### YOUR TASK:
Extract the records in full, leaving every picture out.
— begin PROVIDED DATA —
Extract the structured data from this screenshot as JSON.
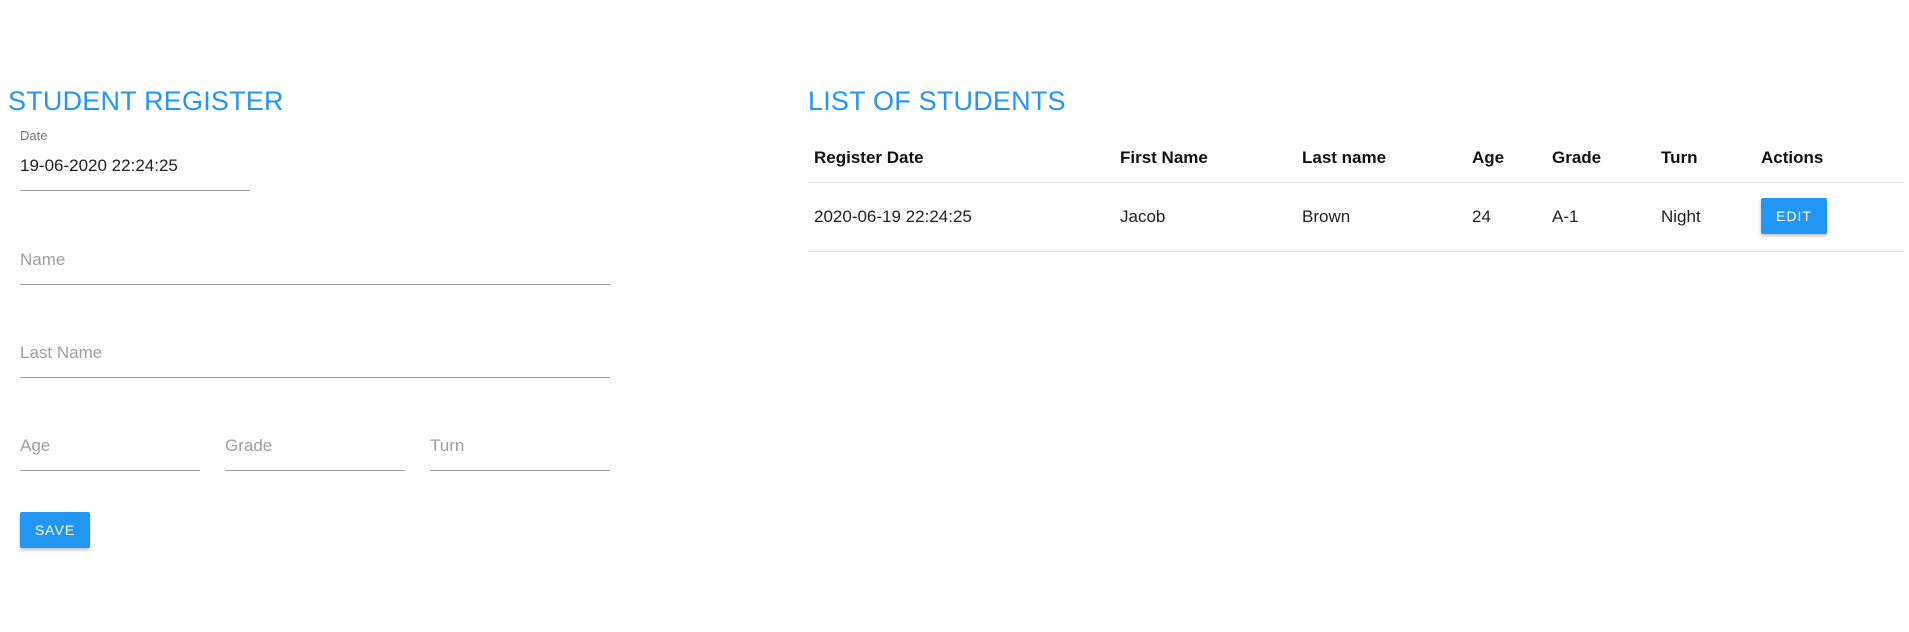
{
  "colors": {
    "accent": "#2196f3",
    "field_line": "#9e9e9e",
    "placeholder": "#9e9e9e"
  },
  "register": {
    "title": "STUDENT REGISTER",
    "date_label": "Date",
    "date_value": "19-06-2020 22:24:25",
    "name_placeholder": "Name",
    "last_name_placeholder": "Last Name",
    "age_placeholder": "Age",
    "grade_placeholder": "Grade",
    "turn_placeholder": "Turn",
    "save_label": "SAVE"
  },
  "list": {
    "title": "LIST OF STUDENTS",
    "headers": [
      "Register Date",
      "First Name",
      "Last name",
      "Age",
      "Grade",
      "Turn",
      "Actions"
    ],
    "rows": [
      {
        "register_date": "2020-06-19 22:24:25",
        "first_name": "Jacob",
        "last_name": "Brown",
        "age": "24",
        "grade": "A-1",
        "turn": "Night",
        "action_label": "EDIT"
      }
    ]
  }
}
— end PROVIDED DATA —
### EXERCISE RESULT:
Extract the structured data from this screenshot as JSON.
{
  "colors": {
    "accent": "#2196f3",
    "field_line": "#9e9e9e",
    "placeholder": "#9e9e9e"
  },
  "register": {
    "title": "STUDENT REGISTER",
    "date_label": "Date",
    "date_value": "19-06-2020 22:24:25",
    "name_placeholder": "Name",
    "last_name_placeholder": "Last Name",
    "age_placeholder": "Age",
    "grade_placeholder": "Grade",
    "turn_placeholder": "Turn",
    "save_label": "SAVE"
  },
  "list": {
    "title": "LIST OF STUDENTS",
    "headers": [
      "Register Date",
      "First Name",
      "Last name",
      "Age",
      "Grade",
      "Turn",
      "Actions"
    ],
    "rows": [
      {
        "register_date": "2020-06-19 22:24:25",
        "first_name": "Jacob",
        "last_name": "Brown",
        "age": "24",
        "grade": "A-1",
        "turn": "Night",
        "action_label": "EDIT"
      }
    ]
  }
}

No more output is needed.